▶ [Records from a collection]:
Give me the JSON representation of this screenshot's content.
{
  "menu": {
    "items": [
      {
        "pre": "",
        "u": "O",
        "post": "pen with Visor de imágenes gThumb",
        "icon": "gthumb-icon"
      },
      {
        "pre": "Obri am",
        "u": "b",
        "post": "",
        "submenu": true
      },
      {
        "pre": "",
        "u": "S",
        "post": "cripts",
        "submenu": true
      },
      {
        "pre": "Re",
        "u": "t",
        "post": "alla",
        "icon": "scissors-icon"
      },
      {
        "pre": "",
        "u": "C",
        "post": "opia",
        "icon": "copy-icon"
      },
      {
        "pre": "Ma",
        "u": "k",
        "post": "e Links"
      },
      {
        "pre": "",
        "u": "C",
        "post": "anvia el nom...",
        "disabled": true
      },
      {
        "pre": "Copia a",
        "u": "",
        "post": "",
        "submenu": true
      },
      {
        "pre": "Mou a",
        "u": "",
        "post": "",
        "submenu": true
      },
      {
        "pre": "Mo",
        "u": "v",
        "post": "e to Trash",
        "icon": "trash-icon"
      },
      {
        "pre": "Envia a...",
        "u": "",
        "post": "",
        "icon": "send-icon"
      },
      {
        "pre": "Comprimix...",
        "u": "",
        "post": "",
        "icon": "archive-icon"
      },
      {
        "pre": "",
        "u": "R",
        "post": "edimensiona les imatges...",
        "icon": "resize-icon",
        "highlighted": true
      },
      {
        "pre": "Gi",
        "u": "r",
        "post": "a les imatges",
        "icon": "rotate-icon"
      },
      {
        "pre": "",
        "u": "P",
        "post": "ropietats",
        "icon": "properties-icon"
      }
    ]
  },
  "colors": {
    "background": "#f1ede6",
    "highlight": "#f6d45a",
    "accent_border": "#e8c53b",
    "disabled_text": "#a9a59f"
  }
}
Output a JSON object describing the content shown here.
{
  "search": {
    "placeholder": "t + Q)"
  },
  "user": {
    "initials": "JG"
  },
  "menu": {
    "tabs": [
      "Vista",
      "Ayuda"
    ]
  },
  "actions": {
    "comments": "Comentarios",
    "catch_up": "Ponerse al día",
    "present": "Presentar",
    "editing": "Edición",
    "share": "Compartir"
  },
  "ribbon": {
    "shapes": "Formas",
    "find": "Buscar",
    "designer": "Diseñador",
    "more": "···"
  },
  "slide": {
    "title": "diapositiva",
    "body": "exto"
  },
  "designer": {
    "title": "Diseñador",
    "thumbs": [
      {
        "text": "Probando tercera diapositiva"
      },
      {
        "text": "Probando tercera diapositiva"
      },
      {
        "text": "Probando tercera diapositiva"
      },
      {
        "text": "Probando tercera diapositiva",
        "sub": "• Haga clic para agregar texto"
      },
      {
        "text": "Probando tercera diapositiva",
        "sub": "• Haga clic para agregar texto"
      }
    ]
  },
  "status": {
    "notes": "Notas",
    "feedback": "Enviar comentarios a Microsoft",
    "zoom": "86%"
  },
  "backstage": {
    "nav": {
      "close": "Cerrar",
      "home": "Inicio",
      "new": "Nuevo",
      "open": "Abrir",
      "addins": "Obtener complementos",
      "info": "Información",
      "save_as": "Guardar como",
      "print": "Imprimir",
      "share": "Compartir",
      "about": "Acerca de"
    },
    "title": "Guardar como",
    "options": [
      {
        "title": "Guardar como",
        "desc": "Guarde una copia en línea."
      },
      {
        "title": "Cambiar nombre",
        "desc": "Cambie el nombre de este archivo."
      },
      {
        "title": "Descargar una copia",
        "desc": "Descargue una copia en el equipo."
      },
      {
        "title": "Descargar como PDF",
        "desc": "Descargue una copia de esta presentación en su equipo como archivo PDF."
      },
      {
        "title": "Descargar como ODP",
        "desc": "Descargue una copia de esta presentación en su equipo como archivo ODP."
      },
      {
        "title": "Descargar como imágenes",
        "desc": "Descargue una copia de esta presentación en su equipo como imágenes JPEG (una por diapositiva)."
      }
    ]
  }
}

▶ [YOUR OBJECTIVE]:
Search the data above for "imágenes" and copy every line where it turns up.

▶ [EXPECTED ANSWER]:
        "post": "pen with Visor de imágenes gThumb",
        "title": "Descargar como imágenes",
        "desc": "Descargue una copia de esta presentación en su equipo como imágenes JPEG (una por diapositiva)."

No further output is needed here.